§ **PROBLEM DESCRIPTION**
Reproduce the listing below without any change.

§ **DATA FOR THE TASK**
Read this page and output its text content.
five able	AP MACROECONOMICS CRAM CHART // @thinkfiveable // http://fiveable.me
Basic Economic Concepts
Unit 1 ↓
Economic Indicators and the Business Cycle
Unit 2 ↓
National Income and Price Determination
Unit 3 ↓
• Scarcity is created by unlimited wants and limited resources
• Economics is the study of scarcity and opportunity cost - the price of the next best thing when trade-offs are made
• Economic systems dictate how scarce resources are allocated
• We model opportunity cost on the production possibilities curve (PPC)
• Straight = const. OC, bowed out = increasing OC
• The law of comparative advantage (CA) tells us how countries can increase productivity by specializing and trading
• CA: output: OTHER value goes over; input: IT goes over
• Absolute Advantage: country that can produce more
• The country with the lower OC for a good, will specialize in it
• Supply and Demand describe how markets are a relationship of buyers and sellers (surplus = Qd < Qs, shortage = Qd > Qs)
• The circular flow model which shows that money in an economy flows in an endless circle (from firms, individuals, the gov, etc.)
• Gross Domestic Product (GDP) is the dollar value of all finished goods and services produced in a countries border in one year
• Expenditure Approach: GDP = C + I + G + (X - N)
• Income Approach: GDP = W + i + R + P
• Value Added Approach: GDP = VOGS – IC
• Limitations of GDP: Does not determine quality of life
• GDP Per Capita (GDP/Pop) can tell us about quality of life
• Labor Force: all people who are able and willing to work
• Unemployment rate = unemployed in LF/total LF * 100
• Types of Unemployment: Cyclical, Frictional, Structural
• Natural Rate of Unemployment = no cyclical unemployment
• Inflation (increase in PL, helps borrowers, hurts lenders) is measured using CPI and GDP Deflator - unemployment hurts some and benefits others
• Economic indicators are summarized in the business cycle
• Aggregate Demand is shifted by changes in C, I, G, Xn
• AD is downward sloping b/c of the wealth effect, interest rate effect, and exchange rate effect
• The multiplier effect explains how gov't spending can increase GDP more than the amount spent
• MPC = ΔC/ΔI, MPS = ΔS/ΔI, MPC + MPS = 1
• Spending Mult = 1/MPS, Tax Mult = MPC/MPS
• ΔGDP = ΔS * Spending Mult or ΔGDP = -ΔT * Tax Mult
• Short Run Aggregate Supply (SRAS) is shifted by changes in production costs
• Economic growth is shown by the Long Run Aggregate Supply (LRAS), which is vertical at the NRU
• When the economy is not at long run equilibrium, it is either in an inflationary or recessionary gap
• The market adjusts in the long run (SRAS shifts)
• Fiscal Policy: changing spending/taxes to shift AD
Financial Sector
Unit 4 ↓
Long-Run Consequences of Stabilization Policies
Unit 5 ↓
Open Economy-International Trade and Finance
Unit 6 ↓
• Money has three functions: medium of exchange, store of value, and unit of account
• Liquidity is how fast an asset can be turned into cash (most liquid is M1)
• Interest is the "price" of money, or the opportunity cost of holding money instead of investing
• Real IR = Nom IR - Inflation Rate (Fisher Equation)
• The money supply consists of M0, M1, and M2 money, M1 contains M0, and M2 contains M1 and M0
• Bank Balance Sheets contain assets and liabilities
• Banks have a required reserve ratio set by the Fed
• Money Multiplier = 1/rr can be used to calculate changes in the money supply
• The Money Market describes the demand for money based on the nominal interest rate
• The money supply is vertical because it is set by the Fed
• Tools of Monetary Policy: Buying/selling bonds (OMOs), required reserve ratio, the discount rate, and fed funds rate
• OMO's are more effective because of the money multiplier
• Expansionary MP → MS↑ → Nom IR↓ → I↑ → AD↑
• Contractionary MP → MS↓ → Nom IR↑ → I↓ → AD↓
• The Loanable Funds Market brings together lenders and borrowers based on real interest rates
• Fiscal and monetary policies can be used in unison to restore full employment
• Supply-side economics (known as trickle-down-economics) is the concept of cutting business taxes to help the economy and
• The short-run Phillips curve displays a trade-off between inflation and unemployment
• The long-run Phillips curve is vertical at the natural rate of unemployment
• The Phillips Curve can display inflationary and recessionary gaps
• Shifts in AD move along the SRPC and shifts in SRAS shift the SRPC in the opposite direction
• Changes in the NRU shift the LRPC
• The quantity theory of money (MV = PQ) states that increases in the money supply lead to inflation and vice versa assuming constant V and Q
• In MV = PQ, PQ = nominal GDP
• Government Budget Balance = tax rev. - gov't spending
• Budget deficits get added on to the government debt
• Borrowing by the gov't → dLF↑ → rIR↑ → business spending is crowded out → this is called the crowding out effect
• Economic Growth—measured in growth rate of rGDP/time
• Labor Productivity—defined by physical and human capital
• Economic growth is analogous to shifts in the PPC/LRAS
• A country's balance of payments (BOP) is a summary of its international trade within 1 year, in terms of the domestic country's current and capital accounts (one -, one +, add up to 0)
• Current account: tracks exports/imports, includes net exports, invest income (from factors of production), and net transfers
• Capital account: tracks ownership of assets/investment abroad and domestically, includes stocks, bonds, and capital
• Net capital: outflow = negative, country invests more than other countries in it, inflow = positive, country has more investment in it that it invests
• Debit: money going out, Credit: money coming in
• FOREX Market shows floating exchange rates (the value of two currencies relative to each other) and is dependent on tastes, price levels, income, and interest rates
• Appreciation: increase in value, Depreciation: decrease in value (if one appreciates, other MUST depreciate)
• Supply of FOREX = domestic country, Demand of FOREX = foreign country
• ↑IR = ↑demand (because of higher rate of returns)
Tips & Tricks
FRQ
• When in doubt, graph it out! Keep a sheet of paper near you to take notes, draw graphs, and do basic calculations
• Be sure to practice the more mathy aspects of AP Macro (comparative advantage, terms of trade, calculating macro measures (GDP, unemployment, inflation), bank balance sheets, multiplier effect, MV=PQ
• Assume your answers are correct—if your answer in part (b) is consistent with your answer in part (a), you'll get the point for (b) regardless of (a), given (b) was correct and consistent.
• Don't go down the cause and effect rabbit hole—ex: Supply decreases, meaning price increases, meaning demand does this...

§ **FULL OUTPUT**
Read this page and output its text content.
five able	AP MACROECONOMICS CRAM CHART // @thinkfiveable // http://fiveable.me
Basic Economic Concepts
Unit 1 ↓
Economic Indicators and the Business Cycle
Unit 2 ↓
National Income and Price Determination
Unit 3 ↓
• Scarcity is created by unlimited wants and limited resources
• Economics is the study of scarcity and opportunity cost - the price of the next best thing when trade-offs are made
• Economic systems dictate how scarce resources are allocated
• We model opportunity cost on the production possibilities curve (PPC)
• Straight = const. OC, bowed out = increasing OC
• The law of comparative advantage (CA) tells us how countries can increase productivity by specializing and trading
• CA: output: OTHER value goes over; input: IT goes over
• Absolute Advantage: country that can produce more
• The country with the lower OC for a good, will specialize in it
• Supply and Demand describe how markets are a relationship of buyers and sellers (surplus = Qd < Qs, shortage = Qd > Qs)
• The circular flow model which shows that money in an economy flows in an endless circle (from firms, individuals, the gov, etc.)
• Gross Domestic Product (GDP) is the dollar value of all finished goods and services produced in a countries border in one year
• Expenditure Approach: GDP = C + I + G + (X - N)
• Income Approach: GDP = W + i + R + P
• Value Added Approach: GDP = VOGS – IC
• Limitations of GDP: Does not determine quality of life
• GDP Per Capita (GDP/Pop) can tell us about quality of life
• Labor Force: all people who are able and willing to work
• Unemployment rate = unemployed in LF/total LF * 100
• Types of Unemployment: Cyclical, Frictional, Structural
• Natural Rate of Unemployment = no cyclical unemployment
• Inflation (increase in PL, helps borrowers, hurts lenders) is measured using CPI and GDP Deflator - unemployment hurts some and benefits others
• Economic indicators are summarized in the business cycle
• Aggregate Demand is shifted by changes in C, I, G, Xn
• AD is downward sloping b/c of the wealth effect, interest rate effect, and exchange rate effect
• The multiplier effect explains how gov't spending can increase GDP more than the amount spent
• MPC = ΔC/ΔI, MPS = ΔS/ΔI, MPC + MPS = 1
• Spending Mult = 1/MPS, Tax Mult = MPC/MPS
• ΔGDP = ΔS * Spending Mult or ΔGDP = -ΔT * Tax Mult
• Short Run Aggregate Supply (SRAS) is shifted by changes in production costs
• Economic growth is shown by the Long Run Aggregate Supply (LRAS), which is vertical at the NRU
• When the economy is not at long run equilibrium, it is either in an inflationary or recessionary gap
• The market adjusts in the long run (SRAS shifts)
• Fiscal Policy: changing spending/taxes to shift AD
Financial Sector
Unit 4 ↓
Long-Run Consequences of Stabilization Policies
Unit 5 ↓
Open Economy-International Trade and Finance
Unit 6 ↓
• Money has three functions: medium of exchange, store of value, and unit of account
• Liquidity is how fast an asset can be turned into cash (most liquid is M1)
• Interest is the "price" of money, or the opportunity cost of holding money instead of investing
• Real IR = Nom IR - Inflation Rate (Fisher Equation)
• The money supply consists of M0, M1, and M2 money, M1 contains M0, and M2 contains M1 and M0
• Bank Balance Sheets contain assets and liabilities
• Banks have a required reserve ratio set by the Fed
• Money Multiplier = 1/rr can be used to calculate changes in the money supply
• The Money Market describes the demand for money based on the nominal interest rate
• The money supply is vertical because it is set by the Fed
• Tools of Monetary Policy: Buying/selling bonds (OMOs), required reserve ratio, the discount rate, and fed funds rate
• OMO's are more effective because of the money multiplier
• Expansionary MP → MS↑ → Nom IR↓ → I↑ → AD↑
• Contractionary MP → MS↓ → Nom IR↑ → I↓ → AD↓
• The Loanable Funds Market brings together lenders and borrowers based on real interest rates
• Fiscal and monetary policies can be used in unison to restore full employment
• Supply-side economics (known as trickle-down-economics) is the concept of cutting business taxes to help the economy and
• The short-run Phillips curve displays a trade-off between inflation and unemployment
• The long-run Phillips curve is vertical at the natural rate of unemployment
• The Phillips Curve can display inflationary and recessionary gaps
• Shifts in AD move along the SRPC and shifts in SRAS shift the SRPC in the opposite direction
• Changes in the NRU shift the LRPC
• The quantity theory of money (MV = PQ) states that increases in the money supply lead to inflation and vice versa assuming constant V and Q
• In MV = PQ, PQ = nominal GDP
• Government Budget Balance = tax rev. - gov't spending
• Budget deficits get added on to the government debt
• Borrowing by the gov't → dLF↑ → rIR↑ → business spending is crowded out → this is called the crowding out effect
• Economic Growth—measured in growth rate of rGDP/time
• Labor Productivity—defined by physical and human capital
• Economic growth is analogous to shifts in the PPC/LRAS
• A country's balance of payments (BOP) is a summary of its international trade within 1 year, in terms of the domestic country's current and capital accounts (one -, one +, add up to 0)
• Current account: tracks exports/imports, includes net exports, invest income (from factors of production), and net transfers
• Capital account: tracks ownership of assets/investment abroad and domestically, includes stocks, bonds, and capital
• Net capital: outflow = negative, country invests more than other countries in it, inflow = positive, country has more investment in it that it invests
• Debit: money going out, Credit: money coming in
• FOREX Market shows floating exchange rates (the value of two currencies relative to each other) and is dependent on tastes, price levels, income, and interest rates
• Appreciation: increase in value, Depreciation: decrease in value (if one appreciates, other MUST depreciate)
• Supply of FOREX = domestic country, Demand of FOREX = foreign country
• ↑IR = ↑demand (because of higher rate of returns)
Tips & Tricks
FRQ
• When in doubt, graph it out! Keep a sheet of paper near you to take notes, draw graphs, and do basic calculations
• Be sure to practice the more mathy aspects of AP Macro (comparative advantage, terms of trade, calculating macro measures (GDP, unemployment, inflation), bank balance sheets, multiplier effect, MV=PQ
• Assume your answers are correct—if your answer in part (b) is consistent with your answer in part (a), you'll get the point for (b) regardless of (a), given (b) was correct and consistent.
• Don't go down the cause and effect rabbit hole—ex: Supply decreases, meaning price increases, meaning demand does this...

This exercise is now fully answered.